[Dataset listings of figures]
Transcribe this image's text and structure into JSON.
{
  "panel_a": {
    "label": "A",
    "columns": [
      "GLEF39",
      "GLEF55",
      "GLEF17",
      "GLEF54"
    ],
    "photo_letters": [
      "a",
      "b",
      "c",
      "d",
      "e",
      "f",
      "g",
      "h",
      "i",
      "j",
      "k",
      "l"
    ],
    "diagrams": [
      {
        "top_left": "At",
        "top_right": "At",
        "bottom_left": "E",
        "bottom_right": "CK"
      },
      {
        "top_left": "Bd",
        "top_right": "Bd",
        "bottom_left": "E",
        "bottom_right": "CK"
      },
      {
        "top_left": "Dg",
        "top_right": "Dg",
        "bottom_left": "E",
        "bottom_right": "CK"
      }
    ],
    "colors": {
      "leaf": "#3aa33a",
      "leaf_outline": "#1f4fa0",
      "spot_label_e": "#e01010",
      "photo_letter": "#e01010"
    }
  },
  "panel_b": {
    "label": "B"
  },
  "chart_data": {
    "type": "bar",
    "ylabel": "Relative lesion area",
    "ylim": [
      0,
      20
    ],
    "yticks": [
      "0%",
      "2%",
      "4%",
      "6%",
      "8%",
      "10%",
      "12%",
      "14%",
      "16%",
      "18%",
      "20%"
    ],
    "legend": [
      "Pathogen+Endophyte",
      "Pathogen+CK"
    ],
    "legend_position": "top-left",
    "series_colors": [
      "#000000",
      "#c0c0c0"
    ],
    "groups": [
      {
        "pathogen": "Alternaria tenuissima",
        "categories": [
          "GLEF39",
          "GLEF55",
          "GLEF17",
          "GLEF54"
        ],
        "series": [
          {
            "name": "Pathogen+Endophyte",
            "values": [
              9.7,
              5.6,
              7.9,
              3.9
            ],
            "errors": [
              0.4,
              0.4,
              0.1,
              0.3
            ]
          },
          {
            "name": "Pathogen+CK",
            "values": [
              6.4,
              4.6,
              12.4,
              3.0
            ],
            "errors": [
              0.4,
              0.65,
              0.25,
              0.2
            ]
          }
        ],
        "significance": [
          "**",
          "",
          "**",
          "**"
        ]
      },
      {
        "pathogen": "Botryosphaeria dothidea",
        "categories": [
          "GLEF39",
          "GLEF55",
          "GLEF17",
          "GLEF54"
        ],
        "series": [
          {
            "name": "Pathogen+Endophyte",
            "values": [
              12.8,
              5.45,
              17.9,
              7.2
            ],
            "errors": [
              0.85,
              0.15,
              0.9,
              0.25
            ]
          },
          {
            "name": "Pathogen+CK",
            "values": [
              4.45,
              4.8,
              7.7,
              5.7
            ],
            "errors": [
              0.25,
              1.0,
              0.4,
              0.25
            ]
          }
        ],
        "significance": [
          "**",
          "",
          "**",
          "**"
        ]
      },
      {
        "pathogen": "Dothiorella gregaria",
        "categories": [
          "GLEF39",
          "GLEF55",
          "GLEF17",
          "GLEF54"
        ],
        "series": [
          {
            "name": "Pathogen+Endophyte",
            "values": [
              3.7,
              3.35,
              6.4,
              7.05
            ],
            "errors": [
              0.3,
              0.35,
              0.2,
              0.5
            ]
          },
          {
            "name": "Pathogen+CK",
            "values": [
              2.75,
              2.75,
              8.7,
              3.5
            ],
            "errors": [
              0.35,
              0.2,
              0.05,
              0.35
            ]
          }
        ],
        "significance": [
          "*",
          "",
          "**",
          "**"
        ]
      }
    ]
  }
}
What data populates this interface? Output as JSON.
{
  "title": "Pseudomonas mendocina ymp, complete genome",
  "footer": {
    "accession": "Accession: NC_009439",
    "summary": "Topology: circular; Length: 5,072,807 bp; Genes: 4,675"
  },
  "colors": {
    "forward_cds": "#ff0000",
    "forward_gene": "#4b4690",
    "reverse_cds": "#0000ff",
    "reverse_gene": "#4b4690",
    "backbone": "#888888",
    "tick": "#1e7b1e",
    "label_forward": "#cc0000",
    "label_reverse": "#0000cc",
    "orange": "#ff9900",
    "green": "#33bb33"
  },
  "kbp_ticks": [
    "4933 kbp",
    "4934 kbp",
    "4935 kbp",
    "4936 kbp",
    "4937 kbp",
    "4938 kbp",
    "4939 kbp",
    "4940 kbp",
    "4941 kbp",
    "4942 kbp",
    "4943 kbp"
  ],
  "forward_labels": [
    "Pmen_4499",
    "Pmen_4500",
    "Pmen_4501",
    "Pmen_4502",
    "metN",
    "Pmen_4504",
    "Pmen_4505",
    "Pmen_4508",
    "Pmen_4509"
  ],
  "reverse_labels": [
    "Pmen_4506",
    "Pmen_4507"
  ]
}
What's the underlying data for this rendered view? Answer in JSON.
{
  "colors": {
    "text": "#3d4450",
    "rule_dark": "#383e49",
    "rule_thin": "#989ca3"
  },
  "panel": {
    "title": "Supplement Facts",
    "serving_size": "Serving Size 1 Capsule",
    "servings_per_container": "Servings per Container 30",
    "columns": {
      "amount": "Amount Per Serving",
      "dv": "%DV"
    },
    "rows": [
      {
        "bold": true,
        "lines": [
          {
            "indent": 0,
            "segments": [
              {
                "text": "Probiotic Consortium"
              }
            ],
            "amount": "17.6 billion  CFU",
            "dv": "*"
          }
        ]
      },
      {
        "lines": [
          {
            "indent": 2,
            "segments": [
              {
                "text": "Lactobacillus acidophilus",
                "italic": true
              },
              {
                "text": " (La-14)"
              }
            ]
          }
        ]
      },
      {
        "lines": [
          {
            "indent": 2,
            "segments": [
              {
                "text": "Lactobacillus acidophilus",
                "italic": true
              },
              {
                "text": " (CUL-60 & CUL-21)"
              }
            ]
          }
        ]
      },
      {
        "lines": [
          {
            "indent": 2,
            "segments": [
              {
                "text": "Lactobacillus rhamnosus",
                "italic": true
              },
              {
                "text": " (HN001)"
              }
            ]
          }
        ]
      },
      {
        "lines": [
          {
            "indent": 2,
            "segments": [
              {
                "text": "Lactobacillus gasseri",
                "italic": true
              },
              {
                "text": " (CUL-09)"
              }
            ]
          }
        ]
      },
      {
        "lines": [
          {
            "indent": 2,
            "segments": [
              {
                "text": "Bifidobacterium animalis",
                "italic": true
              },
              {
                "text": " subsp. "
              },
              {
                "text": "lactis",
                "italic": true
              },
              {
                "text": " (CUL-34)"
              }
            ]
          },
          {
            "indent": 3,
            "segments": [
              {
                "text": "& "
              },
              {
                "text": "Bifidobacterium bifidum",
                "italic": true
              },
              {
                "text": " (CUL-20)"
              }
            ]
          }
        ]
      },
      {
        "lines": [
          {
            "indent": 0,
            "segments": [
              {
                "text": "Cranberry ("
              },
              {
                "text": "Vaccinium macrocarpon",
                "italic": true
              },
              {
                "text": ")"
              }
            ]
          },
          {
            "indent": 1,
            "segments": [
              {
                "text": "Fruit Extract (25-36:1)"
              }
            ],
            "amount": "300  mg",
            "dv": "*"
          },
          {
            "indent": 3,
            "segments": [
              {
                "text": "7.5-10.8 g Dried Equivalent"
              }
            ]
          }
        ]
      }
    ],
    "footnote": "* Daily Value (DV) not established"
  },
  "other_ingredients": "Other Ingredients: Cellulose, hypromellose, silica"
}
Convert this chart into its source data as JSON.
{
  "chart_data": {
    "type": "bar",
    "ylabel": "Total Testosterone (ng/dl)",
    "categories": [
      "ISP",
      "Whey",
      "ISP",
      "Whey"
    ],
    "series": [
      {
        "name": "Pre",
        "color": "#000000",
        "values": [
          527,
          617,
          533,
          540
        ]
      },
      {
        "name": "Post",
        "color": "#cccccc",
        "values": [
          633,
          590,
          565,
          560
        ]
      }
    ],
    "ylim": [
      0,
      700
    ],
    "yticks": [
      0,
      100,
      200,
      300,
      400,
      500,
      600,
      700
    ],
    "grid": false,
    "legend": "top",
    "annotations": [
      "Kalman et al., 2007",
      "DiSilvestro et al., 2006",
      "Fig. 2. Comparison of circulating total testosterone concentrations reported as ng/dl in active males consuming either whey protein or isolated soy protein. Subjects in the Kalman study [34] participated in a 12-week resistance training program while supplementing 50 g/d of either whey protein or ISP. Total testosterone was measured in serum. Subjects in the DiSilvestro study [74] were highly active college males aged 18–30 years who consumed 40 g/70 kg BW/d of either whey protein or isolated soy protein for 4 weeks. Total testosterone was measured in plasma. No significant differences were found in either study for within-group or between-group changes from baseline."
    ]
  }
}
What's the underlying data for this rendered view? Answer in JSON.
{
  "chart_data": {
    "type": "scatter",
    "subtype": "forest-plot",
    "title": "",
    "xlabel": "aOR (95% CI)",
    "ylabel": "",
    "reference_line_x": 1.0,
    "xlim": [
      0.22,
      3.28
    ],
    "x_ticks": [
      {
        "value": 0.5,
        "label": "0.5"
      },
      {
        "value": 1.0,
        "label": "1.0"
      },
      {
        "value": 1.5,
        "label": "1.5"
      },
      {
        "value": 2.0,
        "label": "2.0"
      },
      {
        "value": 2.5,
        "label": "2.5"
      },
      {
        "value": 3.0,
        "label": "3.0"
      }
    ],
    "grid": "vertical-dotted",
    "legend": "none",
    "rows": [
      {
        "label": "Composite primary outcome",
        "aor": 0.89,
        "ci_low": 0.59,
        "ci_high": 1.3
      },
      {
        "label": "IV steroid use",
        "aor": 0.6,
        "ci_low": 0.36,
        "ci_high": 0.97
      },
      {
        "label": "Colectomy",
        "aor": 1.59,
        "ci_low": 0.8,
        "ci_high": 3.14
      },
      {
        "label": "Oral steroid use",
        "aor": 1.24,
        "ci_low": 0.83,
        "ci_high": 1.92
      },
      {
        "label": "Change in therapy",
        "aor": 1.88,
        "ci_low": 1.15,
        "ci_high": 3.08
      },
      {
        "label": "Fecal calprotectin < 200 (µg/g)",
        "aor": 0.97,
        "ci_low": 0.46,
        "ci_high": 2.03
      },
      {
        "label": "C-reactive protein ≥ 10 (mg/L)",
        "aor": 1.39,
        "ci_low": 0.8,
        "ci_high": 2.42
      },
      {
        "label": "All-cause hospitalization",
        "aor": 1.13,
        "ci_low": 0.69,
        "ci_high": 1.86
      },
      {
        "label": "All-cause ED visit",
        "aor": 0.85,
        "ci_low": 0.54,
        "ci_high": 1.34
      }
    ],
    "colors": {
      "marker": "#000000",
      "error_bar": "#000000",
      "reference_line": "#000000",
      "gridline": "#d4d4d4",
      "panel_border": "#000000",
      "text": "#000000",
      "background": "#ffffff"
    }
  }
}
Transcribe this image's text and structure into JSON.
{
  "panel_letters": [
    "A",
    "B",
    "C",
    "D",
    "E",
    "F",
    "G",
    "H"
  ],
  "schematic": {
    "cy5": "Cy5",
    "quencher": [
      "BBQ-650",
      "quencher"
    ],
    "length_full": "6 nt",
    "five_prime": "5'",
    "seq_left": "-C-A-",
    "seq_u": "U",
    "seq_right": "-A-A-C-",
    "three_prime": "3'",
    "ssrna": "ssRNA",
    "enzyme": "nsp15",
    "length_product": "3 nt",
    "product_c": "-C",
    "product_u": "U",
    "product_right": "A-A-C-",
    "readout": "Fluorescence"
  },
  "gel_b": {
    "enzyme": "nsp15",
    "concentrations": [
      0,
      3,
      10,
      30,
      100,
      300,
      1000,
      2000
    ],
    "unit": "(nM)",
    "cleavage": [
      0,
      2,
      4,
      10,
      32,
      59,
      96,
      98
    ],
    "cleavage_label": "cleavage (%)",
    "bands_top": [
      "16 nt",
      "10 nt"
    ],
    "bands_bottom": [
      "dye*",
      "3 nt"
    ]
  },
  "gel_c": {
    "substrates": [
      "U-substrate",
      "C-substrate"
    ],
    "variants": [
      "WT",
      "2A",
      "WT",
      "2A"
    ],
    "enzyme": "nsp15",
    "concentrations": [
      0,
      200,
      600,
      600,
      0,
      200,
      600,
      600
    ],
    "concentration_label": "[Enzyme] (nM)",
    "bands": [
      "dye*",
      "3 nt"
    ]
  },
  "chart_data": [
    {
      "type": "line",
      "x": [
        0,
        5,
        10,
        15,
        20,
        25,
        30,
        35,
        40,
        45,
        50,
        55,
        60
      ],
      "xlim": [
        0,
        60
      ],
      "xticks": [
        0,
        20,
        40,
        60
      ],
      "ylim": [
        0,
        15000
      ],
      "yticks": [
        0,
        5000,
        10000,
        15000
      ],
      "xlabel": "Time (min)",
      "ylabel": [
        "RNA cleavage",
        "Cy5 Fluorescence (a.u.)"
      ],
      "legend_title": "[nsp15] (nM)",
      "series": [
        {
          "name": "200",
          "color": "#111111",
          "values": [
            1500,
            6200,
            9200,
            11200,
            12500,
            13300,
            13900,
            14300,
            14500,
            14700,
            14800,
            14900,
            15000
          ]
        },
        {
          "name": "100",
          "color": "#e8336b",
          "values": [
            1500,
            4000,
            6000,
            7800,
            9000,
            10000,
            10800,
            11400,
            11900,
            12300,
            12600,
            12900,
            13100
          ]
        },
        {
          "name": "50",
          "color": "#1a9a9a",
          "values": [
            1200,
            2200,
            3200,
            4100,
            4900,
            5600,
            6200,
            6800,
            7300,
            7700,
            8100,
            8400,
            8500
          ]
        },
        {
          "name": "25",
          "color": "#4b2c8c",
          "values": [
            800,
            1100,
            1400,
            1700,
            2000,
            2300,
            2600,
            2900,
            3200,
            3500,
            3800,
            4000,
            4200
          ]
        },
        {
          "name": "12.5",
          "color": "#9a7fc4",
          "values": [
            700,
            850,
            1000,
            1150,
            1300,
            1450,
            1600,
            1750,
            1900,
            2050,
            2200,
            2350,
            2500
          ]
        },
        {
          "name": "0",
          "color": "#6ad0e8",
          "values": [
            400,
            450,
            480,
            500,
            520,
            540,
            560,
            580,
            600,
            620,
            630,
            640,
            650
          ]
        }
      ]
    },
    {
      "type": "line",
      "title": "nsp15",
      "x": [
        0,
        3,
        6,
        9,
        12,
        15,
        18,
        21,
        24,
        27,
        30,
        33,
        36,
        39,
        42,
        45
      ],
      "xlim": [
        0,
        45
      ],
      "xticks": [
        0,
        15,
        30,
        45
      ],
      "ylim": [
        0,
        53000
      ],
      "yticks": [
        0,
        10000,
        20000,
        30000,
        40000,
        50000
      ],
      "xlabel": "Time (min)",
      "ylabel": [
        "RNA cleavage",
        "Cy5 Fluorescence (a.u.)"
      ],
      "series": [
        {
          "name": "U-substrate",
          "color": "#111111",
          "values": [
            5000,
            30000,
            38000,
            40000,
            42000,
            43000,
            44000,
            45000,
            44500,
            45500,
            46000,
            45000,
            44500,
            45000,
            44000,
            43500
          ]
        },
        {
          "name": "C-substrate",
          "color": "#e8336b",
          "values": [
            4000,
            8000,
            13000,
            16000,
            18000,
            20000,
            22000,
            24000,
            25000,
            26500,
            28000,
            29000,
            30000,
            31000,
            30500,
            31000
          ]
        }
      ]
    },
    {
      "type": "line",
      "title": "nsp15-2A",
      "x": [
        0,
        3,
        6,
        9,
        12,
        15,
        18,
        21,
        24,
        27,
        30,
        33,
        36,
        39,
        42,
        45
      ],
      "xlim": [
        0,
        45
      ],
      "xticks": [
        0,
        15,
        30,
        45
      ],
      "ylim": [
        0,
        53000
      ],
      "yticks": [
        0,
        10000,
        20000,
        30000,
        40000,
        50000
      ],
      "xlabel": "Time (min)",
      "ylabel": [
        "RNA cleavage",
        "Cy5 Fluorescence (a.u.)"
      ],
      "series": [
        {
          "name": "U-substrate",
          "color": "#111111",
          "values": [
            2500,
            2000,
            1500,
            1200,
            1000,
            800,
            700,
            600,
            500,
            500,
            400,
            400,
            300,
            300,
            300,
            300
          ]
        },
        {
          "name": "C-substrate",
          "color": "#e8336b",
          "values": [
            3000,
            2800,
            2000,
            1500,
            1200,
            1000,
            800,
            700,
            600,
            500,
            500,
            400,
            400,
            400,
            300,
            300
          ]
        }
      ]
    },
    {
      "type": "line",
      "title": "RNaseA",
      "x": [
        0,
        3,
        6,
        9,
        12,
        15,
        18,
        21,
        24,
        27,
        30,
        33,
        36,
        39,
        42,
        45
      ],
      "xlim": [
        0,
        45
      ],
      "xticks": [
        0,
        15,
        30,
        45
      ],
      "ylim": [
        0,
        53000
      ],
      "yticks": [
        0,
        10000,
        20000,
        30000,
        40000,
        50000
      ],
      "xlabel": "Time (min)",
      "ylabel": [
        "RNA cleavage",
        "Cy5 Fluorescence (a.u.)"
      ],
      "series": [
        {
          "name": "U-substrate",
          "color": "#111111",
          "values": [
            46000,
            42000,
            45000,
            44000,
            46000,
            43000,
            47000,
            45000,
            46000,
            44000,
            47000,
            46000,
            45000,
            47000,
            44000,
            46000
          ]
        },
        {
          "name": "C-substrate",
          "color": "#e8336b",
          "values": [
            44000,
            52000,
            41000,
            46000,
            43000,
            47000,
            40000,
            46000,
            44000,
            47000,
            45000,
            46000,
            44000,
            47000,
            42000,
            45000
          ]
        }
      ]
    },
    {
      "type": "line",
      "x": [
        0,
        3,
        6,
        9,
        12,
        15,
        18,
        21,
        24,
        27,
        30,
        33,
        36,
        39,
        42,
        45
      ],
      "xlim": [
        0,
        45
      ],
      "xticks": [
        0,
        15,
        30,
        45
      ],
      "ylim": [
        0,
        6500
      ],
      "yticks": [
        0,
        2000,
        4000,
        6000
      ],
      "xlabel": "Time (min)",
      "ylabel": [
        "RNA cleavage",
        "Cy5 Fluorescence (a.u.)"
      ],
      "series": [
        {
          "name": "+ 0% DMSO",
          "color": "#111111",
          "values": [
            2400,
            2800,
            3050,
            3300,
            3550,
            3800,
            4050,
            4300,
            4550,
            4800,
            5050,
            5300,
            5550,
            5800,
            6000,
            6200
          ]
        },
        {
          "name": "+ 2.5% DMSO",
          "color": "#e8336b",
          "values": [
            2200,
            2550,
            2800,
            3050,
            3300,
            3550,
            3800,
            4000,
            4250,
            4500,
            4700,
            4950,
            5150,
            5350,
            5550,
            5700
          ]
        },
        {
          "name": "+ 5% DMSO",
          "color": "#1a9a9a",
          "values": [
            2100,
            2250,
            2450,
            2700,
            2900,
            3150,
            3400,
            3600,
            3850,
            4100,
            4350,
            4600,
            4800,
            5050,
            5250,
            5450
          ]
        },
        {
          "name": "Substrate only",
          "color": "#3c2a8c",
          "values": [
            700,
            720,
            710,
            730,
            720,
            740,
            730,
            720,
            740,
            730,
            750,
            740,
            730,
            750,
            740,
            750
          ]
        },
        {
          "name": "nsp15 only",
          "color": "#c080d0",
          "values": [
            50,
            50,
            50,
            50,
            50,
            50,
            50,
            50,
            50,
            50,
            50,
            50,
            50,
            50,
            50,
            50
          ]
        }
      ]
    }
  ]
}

_EXERCISE BRIEF_
From the records above, return each line where "amount" occurs.

_ANSWER SPACE_
      "amount": "Amount Per Serving",
            "amount": "17.6 billion  CFU",
            "amount": "300  mg",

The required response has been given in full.